(Excerpts from a figure dataset)
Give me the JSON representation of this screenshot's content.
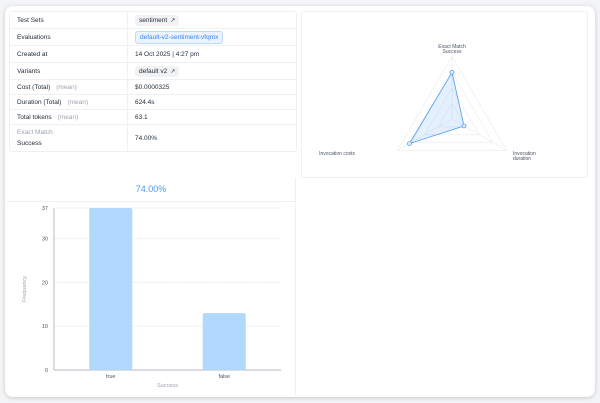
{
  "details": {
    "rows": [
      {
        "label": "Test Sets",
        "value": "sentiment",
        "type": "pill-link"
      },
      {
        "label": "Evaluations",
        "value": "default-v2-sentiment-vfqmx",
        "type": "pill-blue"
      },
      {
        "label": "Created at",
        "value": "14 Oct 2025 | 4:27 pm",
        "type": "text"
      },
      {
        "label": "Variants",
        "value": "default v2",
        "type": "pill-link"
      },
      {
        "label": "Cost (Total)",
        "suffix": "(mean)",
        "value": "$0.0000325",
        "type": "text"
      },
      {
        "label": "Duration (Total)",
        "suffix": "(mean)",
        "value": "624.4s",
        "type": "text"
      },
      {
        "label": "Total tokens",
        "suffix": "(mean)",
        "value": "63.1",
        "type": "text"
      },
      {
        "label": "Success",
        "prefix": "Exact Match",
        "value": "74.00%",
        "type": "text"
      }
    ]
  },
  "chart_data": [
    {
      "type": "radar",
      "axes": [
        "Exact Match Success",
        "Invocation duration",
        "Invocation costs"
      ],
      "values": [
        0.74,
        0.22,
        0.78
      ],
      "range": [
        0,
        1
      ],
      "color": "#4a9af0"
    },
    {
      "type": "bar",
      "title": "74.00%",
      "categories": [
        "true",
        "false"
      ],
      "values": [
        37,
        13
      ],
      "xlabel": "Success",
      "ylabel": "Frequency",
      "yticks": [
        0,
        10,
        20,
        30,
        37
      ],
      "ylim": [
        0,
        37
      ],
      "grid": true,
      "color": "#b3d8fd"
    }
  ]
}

### Problem
Find the lines holding "Success" and list every one.

### Correct result
        "label": "Success",
        "Exact Match Success",
      "xlabel": "Success",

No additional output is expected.